**Given instruction**
Reproduce the listing below in its entirety. Change nothing.

**Recorded data**
>> BEGIN
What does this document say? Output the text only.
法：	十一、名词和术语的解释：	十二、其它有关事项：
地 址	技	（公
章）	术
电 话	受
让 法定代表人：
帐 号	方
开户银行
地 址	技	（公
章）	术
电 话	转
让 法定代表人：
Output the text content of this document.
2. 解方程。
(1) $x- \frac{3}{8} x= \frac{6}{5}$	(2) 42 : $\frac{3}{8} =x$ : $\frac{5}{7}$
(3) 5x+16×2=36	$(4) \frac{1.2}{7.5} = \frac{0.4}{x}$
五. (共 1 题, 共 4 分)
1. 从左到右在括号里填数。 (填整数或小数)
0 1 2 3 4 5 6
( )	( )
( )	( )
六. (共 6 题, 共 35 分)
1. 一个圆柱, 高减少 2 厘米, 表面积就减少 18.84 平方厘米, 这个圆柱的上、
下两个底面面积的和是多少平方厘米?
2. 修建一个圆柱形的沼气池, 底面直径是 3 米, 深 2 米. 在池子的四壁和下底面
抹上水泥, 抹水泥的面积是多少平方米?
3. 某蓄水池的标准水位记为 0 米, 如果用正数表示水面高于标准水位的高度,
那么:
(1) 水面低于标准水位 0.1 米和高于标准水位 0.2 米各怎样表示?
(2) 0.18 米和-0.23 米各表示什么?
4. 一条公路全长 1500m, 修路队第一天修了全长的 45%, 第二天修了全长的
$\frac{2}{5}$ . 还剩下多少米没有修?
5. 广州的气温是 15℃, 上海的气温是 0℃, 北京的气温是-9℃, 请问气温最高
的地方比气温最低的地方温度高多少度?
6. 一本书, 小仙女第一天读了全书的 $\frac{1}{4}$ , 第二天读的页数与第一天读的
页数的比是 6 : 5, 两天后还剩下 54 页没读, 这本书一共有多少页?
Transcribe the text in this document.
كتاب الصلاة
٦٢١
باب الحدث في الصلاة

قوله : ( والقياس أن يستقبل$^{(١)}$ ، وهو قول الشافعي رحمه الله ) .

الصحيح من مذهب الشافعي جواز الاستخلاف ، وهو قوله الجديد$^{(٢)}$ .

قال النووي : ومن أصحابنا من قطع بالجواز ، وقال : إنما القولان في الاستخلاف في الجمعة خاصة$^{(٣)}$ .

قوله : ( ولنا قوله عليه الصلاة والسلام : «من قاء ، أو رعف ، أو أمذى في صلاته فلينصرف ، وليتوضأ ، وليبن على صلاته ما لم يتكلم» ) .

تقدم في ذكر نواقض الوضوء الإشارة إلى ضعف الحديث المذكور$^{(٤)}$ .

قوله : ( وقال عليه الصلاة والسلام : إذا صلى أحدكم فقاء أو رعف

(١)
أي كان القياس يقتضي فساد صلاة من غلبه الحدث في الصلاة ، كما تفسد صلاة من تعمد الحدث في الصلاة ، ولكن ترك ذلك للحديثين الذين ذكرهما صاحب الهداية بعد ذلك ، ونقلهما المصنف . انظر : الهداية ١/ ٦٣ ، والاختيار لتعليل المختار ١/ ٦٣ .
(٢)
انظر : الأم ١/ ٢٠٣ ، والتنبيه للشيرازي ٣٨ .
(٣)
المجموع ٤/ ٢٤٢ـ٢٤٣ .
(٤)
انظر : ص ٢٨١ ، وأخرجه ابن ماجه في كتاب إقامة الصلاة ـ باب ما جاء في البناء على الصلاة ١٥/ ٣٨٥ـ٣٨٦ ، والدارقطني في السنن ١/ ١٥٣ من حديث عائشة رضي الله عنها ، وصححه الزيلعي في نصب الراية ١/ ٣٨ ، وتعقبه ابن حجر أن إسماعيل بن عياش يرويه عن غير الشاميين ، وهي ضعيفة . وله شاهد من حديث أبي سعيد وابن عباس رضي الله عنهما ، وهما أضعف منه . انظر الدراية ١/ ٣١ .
>> END
**Solution for this task**
What does this document say? Output the text only.
法：	十一、名词和术语的解释：	十二、其它有关事项：
地 址	技	（公
章）	术
电 话	受
让 法定代表人：
帐 号	方
开户银行
地 址	技	（公
章）	术
电 话	转
让 法定代表人：
Output the text content of this document.
2. 解方程。
(1) $x- \frac{3}{8} x= \frac{6}{5}$	(2) 42 : $\frac{3}{8} =x$ : $\frac{5}{7}$
(3) 5x+16×2=36	$(4) \frac{1.2}{7.5} = \frac{0.4}{x}$
五. (共 1 题, 共 4 分)
1. 从左到右在括号里填数。 (填整数或小数)
0 1 2 3 4 5 6
( )	( )
( )	( )
六. (共 6 题, 共 35 分)
1. 一个圆柱, 高减少 2 厘米, 表面积就减少 18.84 平方厘米, 这个圆柱的上、
下两个底面面积的和是多少平方厘米?
2. 修建一个圆柱形的沼气池, 底面直径是 3 米, 深 2 米. 在池子的四壁和下底面
抹上水泥, 抹水泥的面积是多少平方米?
3. 某蓄水池的标准水位记为 0 米, 如果用正数表示水面高于标准水位的高度,
那么:
(1) 水面低于标准水位 0.1 米和高于标准水位 0.2 米各怎样表示?
(2) 0.18 米和-0.23 米各表示什么?
4. 一条公路全长 1500m, 修路队第一天修了全长的 45%, 第二天修了全长的
$\frac{2}{5}$ . 还剩下多少米没有修?
5. 广州的气温是 15℃, 上海的气温是 0℃, 北京的气温是-9℃, 请问气温最高
的地方比气温最低的地方温度高多少度?
6. 一本书, 小仙女第一天读了全书的 $\frac{1}{4}$ , 第二天读的页数与第一天读的
页数的比是 6 : 5, 两天后还剩下 54 页没读, 这本书一共有多少页?
Transcribe the text in this document.
كتاب الصلاة
٦٢١
باب الحدث في الصلاة

قوله : ( والقياس أن يستقبل$^{(١)}$ ، وهو قول الشافعي رحمه الله ) .

الصحيح من مذهب الشافعي جواز الاستخلاف ، وهو قوله الجديد$^{(٢)}$ .

قال النووي : ومن أصحابنا من قطع بالجواز ، وقال : إنما القولان في الاستخلاف في الجمعة خاصة$^{(٣)}$ .

قوله : ( ولنا قوله عليه الصلاة والسلام : «من قاء ، أو رعف ، أو أمذى في صلاته فلينصرف ، وليتوضأ ، وليبن على صلاته ما لم يتكلم» ) .

تقدم في ذكر نواقض الوضوء الإشارة إلى ضعف الحديث المذكور$^{(٤)}$ .

قوله : ( وقال عليه الصلاة والسلام : إذا صلى أحدكم فقاء أو رعف

(١)
أي كان القياس يقتضي فساد صلاة من غلبه الحدث في الصلاة ، كما تفسد صلاة من تعمد الحدث في الصلاة ، ولكن ترك ذلك للحديثين الذين ذكرهما صاحب الهداية بعد ذلك ، ونقلهما المصنف . انظر : الهداية ١/ ٦٣ ، والاختيار لتعليل المختار ١/ ٦٣ .
(٢)
انظر : الأم ١/ ٢٠٣ ، والتنبيه للشيرازي ٣٨ .
(٣)
المجموع ٤/ ٢٤٢ـ٢٤٣ .
(٤)
انظر : ص ٢٨١ ، وأخرجه ابن ماجه في كتاب إقامة الصلاة ـ باب ما جاء في البناء على الصلاة ١٥/ ٣٨٥ـ٣٨٦ ، والدارقطني في السنن ١/ ١٥٣ من حديث عائشة رضي الله عنها ، وصححه الزيلعي في نصب الراية ١/ ٣٨ ، وتعقبه ابن حجر أن إسماعيل بن عياش يرويه عن غير الشاميين ، وهي ضعيفة . وله شاهد من حديث أبي سعيد وابن عباس رضي الله عنهما ، وهما أضعف منه . انظر الدراية ١/ ٣١ .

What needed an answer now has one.